-- START DATA IN THIS EXERCISE --
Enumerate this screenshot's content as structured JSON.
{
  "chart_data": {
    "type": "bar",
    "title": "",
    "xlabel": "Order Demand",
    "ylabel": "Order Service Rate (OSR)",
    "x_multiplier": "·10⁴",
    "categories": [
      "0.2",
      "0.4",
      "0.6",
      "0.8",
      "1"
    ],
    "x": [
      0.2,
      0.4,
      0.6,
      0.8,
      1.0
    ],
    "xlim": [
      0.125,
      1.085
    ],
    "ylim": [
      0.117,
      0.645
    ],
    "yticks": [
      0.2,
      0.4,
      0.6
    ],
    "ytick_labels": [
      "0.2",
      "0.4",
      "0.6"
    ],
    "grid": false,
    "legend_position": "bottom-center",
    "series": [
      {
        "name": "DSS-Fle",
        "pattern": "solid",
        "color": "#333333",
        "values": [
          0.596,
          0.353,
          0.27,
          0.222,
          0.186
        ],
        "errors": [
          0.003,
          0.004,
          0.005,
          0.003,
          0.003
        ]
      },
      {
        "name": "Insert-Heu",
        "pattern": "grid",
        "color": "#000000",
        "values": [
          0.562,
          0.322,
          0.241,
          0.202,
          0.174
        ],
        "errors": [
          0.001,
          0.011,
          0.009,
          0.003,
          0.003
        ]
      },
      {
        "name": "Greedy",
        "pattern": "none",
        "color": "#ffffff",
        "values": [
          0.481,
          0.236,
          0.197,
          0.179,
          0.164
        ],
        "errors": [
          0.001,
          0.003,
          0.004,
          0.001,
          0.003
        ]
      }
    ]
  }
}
-- END DATA IN THIS EXERCISE --
• **TASK STATEMENT**
Of the lines in this material, state how many hold the string "name". Write no other words.

• **WORKED SOLUTION**
3